» Source data:
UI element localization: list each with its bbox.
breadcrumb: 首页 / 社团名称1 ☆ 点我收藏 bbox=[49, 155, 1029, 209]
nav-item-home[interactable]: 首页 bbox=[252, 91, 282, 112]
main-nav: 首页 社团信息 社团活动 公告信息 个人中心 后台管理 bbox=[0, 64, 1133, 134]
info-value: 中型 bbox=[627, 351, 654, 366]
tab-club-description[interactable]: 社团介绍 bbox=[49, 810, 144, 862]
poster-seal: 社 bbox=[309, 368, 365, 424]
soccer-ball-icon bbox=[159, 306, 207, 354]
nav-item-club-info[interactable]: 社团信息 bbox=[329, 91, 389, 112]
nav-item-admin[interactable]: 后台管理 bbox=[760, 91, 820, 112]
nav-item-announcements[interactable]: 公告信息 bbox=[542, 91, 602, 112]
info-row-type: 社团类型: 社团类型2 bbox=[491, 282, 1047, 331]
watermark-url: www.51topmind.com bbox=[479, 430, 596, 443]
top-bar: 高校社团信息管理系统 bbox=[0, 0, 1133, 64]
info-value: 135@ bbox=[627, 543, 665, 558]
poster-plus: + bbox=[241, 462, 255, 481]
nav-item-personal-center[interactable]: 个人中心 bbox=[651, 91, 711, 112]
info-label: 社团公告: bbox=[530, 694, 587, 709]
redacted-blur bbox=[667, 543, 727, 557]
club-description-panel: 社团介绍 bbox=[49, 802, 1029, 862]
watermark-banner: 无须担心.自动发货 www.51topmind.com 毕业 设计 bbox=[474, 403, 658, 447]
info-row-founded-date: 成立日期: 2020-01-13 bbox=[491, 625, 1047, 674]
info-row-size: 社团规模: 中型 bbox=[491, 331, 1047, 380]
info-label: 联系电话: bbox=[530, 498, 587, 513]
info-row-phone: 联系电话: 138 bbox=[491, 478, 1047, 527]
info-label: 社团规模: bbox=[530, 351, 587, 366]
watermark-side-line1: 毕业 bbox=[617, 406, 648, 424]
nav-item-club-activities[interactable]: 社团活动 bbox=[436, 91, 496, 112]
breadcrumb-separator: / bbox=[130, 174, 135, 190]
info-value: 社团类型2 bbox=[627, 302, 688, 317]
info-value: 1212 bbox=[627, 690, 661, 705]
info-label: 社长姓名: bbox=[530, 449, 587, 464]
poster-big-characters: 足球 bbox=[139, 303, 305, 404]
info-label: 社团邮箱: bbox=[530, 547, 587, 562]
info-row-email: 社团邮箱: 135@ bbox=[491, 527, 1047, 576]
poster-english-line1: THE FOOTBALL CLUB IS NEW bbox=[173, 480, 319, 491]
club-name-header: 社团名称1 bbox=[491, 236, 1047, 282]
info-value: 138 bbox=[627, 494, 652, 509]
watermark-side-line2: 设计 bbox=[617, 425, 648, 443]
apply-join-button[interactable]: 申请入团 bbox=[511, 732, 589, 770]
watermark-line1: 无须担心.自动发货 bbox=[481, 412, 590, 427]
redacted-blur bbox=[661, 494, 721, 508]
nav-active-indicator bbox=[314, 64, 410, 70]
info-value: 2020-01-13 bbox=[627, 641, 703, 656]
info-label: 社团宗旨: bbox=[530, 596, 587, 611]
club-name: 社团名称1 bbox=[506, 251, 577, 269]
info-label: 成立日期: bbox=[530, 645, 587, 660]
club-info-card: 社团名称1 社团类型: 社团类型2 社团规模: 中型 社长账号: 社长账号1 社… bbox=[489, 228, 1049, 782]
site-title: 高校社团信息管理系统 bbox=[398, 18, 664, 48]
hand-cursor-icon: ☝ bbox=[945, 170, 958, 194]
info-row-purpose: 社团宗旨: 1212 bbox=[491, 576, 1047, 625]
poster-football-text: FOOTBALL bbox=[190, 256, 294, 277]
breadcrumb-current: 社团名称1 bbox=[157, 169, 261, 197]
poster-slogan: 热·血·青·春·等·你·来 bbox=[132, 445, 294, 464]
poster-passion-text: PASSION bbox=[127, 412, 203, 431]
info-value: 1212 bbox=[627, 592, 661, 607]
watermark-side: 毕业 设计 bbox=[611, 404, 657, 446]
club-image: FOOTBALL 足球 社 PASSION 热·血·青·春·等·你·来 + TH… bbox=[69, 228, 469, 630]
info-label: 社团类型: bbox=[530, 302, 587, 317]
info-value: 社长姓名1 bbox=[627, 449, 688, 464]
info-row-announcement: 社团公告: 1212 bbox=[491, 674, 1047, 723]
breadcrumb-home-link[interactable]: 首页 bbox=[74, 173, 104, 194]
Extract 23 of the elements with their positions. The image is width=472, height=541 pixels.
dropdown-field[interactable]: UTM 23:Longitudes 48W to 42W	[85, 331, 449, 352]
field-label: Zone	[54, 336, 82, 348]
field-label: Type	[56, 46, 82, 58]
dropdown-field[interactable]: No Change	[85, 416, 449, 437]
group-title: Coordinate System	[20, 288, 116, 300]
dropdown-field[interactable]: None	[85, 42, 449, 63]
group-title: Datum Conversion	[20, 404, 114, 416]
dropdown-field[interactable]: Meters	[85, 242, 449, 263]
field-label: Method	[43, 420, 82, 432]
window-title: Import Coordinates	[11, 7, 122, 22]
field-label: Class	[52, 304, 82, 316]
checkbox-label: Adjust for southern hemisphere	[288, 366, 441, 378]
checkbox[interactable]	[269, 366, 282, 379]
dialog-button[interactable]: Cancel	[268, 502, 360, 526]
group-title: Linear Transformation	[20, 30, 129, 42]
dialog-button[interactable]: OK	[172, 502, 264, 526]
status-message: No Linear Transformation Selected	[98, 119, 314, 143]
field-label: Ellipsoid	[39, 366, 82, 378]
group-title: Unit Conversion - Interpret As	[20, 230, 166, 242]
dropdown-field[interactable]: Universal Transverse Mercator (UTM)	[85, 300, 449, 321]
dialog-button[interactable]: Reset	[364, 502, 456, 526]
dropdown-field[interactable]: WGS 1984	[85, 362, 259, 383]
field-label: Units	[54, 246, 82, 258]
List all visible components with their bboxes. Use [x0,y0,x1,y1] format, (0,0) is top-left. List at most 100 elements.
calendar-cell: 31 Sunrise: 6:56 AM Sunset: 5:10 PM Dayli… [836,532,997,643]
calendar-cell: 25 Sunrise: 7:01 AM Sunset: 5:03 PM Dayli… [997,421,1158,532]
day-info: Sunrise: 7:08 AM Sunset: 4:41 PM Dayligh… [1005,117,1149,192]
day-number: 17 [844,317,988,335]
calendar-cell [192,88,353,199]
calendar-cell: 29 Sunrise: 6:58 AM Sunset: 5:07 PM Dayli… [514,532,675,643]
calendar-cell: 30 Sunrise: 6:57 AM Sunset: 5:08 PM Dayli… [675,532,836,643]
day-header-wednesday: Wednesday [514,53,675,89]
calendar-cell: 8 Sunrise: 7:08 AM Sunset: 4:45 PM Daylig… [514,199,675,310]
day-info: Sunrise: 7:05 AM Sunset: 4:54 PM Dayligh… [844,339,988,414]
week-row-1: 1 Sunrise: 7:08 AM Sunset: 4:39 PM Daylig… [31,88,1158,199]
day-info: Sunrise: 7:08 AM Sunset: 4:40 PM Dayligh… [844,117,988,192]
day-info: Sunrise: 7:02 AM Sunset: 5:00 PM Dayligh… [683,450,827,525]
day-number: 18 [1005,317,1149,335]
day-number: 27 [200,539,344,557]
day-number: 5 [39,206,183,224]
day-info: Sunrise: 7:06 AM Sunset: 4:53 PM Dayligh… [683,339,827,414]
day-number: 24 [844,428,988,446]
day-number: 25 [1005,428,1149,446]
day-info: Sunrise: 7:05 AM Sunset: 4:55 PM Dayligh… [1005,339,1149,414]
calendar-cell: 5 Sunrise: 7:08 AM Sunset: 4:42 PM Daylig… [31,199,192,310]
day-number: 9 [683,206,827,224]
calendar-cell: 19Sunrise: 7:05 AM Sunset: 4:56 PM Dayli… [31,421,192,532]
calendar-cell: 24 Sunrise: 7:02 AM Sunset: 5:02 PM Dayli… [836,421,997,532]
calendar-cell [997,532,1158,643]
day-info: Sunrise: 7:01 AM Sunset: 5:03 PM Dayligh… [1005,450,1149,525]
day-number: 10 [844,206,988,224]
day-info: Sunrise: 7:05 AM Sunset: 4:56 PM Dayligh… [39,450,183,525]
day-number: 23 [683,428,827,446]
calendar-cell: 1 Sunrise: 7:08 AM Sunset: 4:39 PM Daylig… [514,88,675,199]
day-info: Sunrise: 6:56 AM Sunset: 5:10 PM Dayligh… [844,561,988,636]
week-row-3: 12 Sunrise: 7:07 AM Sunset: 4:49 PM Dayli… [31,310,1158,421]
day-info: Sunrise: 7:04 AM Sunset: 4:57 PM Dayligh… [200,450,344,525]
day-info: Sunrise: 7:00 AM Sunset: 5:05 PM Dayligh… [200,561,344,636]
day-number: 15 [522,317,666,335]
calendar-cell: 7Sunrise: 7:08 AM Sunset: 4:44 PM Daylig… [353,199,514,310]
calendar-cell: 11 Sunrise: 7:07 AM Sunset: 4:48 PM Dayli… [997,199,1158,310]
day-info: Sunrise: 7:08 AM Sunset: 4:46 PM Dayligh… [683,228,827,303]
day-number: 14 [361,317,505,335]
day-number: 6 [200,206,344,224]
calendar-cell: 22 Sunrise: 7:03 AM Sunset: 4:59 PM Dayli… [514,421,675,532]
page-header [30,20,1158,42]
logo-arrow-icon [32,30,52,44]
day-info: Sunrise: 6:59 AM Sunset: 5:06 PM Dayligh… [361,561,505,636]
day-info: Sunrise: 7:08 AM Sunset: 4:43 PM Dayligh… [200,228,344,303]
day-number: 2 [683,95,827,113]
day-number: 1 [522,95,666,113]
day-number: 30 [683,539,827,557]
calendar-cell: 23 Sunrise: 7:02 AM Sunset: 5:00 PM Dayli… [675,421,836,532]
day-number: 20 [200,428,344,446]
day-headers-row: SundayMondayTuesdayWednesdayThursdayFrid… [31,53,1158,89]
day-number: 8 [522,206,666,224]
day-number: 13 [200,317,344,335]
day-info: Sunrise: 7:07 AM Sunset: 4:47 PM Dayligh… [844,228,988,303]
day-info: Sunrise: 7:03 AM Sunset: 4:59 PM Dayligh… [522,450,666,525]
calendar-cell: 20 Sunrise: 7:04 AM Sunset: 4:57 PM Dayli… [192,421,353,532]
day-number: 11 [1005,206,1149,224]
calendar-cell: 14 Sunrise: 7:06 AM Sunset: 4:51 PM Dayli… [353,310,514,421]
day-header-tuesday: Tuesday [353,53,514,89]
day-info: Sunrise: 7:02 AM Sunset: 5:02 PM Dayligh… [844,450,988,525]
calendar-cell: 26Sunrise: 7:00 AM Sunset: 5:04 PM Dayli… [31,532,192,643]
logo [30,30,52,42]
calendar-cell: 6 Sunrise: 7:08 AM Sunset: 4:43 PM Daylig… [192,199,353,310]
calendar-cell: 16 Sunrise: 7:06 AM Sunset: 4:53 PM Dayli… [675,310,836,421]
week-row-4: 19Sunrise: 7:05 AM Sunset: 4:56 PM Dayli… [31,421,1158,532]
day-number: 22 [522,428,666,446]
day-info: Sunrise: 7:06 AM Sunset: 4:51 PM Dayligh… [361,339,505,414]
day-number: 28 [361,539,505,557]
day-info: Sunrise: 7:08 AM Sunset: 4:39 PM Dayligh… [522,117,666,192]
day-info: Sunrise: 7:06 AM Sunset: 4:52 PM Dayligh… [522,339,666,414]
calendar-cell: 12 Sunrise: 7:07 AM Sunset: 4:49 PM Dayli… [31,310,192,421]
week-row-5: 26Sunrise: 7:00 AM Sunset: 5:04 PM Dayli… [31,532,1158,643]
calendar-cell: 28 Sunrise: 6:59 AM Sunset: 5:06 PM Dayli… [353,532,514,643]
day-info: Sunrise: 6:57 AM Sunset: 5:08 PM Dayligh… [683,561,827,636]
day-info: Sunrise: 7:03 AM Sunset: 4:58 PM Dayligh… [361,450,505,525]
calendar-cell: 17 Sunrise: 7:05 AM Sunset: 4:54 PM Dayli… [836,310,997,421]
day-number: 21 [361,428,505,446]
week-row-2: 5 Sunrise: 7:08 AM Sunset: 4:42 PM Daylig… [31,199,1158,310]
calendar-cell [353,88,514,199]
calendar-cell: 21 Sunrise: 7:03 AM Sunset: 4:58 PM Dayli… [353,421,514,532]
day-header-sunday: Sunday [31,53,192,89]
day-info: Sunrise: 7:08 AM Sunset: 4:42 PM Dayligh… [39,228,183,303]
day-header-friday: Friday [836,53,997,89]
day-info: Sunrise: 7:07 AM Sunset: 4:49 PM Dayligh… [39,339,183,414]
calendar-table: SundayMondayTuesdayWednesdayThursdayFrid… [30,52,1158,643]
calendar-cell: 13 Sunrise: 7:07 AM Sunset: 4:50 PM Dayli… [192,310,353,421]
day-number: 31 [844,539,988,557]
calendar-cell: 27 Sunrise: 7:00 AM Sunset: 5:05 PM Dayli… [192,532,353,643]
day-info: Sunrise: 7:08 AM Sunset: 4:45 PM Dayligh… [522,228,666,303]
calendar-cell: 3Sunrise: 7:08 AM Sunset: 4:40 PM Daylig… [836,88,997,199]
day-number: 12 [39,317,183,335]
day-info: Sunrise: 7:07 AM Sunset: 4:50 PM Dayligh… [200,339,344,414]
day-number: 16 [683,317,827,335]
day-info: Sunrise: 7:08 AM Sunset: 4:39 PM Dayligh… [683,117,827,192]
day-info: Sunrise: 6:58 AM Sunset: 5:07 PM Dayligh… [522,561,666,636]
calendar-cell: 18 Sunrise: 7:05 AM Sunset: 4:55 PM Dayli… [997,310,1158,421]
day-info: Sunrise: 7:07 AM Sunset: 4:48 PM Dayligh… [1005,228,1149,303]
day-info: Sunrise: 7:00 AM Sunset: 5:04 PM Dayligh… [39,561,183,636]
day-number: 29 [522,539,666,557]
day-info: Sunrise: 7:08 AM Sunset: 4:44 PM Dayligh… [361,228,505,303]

» Aim of the task:
Arrange everything from the start of the entries down to the line containing "club-name-header: 社团名称1 bbox=[491, 236, 1047, 282]", both ends included, as a Markdown table with the columns Row and Line. Number the rows, give one line per row, and leave out blank lines.

» Exercise solution:
| Row | Line |
|---|---|
| 1 | UI element localization: list each with its bbox. |
| 2 | breadcrumb: 首页 / 社团名称1 ☆ 点我收藏 bbox=[49, 155, 1029, 209] |
| 3 | nav-item-home[interactable]: 首页 bbox=[252, 91, 282, 112] |
| 4 | main-nav: 首页 社团信息 社团活动 公告信息 个人中心 后台管理 bbox=[0, 64, 1133, 134] |
| 5 | info-value: 中型 bbox=[627, 351, 654, 366] |
| 6 | tab-club-description[interactable]: 社团介绍 bbox=[49, 810, 144, 862] |
| 7 | poster-seal: 社 bbox=[309, 368, 365, 424] |
| 8 | soccer-ball-icon bbox=[159, 306, 207, 354] |
| 9 | nav-item-club-info[interactable]: 社团信息 bbox=[329, 91, 389, 112] |
| 10 | nav-item-admin[interactable]: 后台管理 bbox=[760, 91, 820, 112] |
| 11 | nav-item-announcements[interactable]: 公告信息 bbox=[542, 91, 602, 112] |
| 12 | info-row-type: 社团类型: 社团类型2 bbox=[491, 282, 1047, 331] |
| 13 | watermark-url: www.51topmind.com bbox=[479, 430, 596, 443] |
| 14 | top-bar: 高校社团信息管理系统 bbox=[0, 0, 1133, 64] |
| 15 | info-value: 135@ bbox=[627, 543, 665, 558] |
| 16 | poster-plus: + bbox=[241, 462, 255, 481] |
| 17 | nav-item-personal-center[interactable]: 个人中心 bbox=[651, 91, 711, 112] |
| 18 | info-label: 社团公告: bbox=[530, 694, 587, 709] |
| 19 | redacted-blur bbox=[667, 543, 727, 557] |
| 20 | club-description-panel: 社团介绍 bbox=[49, 802, 1029, 862] |
| 21 | watermark-banner: 无须担心.自动发货 www.51topmind.com 毕业 设计 bbox=[474, 403, 658, 447] |
| 22 | info-row-founded-date: 成立日期: 2020-01-13 bbox=[491, 625, 1047, 674] |
| 23 | info-row-size: 社团规模: 中型 bbox=[491, 331, 1047, 380] |
| 24 | info-label: 联系电话: bbox=[530, 498, 587, 513] |
| 25 | info-row-phone: 联系电话: 138 bbox=[491, 478, 1047, 527] |
| 26 | info-label: 社团规模: bbox=[530, 351, 587, 366] |
| 27 | watermark-side-line1: 毕业 bbox=[617, 406, 648, 424] |
| 28 | nav-item-club-activities[interactable]: 社团活动 bbox=[436, 91, 496, 112] |
| 29 | breadcrumb-separator: / bbox=[130, 174, 135, 190] |
| 30 | info-value: 社团类型2 bbox=[627, 302, 688, 317] |
| 31 | info-value: 1212 bbox=[627, 690, 661, 705] |
| 32 | info-label: 社长姓名: bbox=[530, 449, 587, 464] |
| 33 | poster-big-characters: 足球 bbox=[139, 303, 305, 404] |
| 34 | info-label: 社团邮箱: bbox=[530, 547, 587, 562] |
| 35 | info-row-email: 社团邮箱: 135@ bbox=[491, 527, 1047, 576] |
| 36 | poster-english-line1: THE FOOTBALL CLUB IS NEW bbox=[173, 480, 319, 491] |
| 37 | club-name-header: 社团名称1 bbox=[491, 236, 1047, 282] |